Goal of the exercise:
Determine the number of lines in the data that include the word "Layer", and write only that number.

○ ○ ○ ○ ○ ○ ○

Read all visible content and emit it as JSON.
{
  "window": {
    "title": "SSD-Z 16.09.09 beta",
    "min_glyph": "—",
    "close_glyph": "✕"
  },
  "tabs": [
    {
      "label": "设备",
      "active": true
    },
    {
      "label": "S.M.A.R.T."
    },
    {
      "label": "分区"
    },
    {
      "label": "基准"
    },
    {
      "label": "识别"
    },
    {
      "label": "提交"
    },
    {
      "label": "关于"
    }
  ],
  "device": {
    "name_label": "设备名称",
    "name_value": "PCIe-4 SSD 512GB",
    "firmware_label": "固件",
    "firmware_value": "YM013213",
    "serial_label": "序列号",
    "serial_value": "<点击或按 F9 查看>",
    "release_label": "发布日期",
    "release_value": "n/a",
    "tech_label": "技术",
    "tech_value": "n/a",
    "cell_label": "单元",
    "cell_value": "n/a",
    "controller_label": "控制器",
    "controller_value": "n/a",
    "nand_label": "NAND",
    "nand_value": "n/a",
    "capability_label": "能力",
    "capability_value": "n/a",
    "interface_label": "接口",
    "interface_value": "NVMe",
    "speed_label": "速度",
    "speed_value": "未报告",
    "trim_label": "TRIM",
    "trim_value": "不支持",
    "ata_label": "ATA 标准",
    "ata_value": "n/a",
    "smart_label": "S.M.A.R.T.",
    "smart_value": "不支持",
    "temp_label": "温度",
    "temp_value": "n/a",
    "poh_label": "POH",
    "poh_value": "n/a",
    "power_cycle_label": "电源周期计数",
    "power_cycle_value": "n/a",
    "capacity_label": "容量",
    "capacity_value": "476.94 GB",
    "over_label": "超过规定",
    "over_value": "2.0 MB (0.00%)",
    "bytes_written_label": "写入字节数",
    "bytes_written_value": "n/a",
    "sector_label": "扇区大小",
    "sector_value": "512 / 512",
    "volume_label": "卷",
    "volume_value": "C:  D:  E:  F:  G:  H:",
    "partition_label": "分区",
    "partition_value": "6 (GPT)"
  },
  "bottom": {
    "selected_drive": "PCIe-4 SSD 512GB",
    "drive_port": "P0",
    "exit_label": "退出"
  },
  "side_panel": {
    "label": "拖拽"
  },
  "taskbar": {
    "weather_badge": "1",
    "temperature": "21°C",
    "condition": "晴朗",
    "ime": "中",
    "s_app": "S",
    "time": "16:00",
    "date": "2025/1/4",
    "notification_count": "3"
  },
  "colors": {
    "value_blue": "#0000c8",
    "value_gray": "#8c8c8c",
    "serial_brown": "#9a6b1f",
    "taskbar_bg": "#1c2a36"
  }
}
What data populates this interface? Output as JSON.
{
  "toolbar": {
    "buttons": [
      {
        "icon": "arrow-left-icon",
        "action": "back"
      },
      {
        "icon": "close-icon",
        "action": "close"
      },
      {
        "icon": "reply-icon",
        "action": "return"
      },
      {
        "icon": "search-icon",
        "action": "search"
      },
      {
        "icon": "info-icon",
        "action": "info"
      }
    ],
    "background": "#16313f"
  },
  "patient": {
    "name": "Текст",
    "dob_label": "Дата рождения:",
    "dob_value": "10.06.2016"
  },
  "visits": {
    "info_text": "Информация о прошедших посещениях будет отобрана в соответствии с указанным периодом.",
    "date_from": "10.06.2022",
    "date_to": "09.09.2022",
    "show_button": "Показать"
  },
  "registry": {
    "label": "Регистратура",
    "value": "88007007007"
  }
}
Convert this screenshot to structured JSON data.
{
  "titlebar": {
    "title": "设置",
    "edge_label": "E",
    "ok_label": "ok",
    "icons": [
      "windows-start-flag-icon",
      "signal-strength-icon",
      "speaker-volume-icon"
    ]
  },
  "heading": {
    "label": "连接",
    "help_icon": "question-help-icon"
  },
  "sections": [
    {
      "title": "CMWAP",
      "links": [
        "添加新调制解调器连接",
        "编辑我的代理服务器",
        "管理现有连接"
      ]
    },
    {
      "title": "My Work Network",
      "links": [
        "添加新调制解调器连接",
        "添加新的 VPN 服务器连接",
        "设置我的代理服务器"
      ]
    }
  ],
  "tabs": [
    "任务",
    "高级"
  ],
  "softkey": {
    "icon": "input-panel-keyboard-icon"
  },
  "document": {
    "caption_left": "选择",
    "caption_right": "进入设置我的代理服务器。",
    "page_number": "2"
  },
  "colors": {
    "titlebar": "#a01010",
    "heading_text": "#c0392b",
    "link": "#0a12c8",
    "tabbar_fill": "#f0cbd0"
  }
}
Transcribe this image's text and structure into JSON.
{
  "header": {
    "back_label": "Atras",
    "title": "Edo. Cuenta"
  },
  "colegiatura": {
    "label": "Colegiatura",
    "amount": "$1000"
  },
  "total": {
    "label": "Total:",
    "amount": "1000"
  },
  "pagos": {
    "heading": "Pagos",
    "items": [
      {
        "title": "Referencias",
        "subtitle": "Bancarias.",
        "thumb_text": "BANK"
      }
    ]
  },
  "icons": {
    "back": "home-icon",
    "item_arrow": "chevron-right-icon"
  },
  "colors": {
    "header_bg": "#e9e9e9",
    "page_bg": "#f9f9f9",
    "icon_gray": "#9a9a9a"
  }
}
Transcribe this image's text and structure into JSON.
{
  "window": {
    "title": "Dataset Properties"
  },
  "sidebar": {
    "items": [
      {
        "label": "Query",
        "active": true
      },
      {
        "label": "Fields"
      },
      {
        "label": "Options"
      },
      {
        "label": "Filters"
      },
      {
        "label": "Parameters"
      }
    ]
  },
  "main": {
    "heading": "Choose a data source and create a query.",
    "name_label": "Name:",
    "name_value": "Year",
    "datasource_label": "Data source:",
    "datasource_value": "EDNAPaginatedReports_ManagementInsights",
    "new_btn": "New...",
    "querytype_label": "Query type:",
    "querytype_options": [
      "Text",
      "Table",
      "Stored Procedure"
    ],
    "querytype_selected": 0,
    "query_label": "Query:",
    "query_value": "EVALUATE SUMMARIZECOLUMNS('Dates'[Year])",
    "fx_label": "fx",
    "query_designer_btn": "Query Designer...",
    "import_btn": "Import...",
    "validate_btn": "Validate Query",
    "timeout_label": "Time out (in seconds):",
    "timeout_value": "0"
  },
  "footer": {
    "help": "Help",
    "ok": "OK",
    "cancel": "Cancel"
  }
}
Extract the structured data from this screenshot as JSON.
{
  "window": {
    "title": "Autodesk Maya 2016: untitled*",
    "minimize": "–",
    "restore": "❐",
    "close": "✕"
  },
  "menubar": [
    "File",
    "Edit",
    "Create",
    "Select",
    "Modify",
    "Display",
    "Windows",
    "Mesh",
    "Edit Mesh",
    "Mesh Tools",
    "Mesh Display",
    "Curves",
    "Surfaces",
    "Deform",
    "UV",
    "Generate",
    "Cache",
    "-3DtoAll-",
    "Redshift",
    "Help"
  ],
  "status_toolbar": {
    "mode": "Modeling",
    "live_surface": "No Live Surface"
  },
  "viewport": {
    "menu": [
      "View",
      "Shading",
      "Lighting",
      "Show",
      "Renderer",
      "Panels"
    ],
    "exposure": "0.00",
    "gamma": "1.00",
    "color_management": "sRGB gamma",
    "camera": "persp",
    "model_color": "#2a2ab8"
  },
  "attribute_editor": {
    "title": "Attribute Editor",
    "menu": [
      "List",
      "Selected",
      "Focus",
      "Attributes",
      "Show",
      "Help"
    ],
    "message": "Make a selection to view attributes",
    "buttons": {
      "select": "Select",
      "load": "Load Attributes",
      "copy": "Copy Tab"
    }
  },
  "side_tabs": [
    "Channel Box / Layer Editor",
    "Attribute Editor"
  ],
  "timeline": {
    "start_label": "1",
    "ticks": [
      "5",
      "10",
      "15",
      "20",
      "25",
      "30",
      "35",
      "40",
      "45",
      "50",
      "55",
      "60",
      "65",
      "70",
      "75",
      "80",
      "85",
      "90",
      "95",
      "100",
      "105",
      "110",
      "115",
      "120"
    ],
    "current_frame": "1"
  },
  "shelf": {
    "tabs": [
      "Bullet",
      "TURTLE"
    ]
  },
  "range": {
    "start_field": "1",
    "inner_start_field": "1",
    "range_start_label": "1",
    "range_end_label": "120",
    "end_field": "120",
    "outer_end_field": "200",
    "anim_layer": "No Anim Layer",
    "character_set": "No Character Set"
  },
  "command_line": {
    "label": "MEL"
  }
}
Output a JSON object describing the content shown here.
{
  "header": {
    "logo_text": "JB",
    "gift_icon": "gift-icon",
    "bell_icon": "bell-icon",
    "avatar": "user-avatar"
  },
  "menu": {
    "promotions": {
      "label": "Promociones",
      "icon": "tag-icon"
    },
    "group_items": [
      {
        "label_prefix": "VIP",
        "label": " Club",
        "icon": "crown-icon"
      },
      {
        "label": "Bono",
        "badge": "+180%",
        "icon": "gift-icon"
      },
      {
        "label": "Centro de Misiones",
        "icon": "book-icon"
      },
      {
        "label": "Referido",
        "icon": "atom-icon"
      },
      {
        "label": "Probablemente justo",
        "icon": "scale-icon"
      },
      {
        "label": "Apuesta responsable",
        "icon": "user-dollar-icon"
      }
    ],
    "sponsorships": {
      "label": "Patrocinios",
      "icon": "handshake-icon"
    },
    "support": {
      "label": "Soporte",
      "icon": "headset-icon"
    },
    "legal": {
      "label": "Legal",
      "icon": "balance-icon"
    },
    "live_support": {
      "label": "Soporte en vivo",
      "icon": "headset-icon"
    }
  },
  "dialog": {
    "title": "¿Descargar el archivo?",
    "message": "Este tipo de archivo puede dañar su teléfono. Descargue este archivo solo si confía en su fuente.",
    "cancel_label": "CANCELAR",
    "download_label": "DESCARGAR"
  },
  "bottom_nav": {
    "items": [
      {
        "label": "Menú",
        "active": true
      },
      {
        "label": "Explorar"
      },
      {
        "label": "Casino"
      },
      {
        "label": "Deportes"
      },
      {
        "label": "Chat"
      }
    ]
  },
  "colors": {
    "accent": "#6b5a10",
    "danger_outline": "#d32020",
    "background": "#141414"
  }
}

○ ○ ○ ○ ○ ○ ○

Solved exercise:
2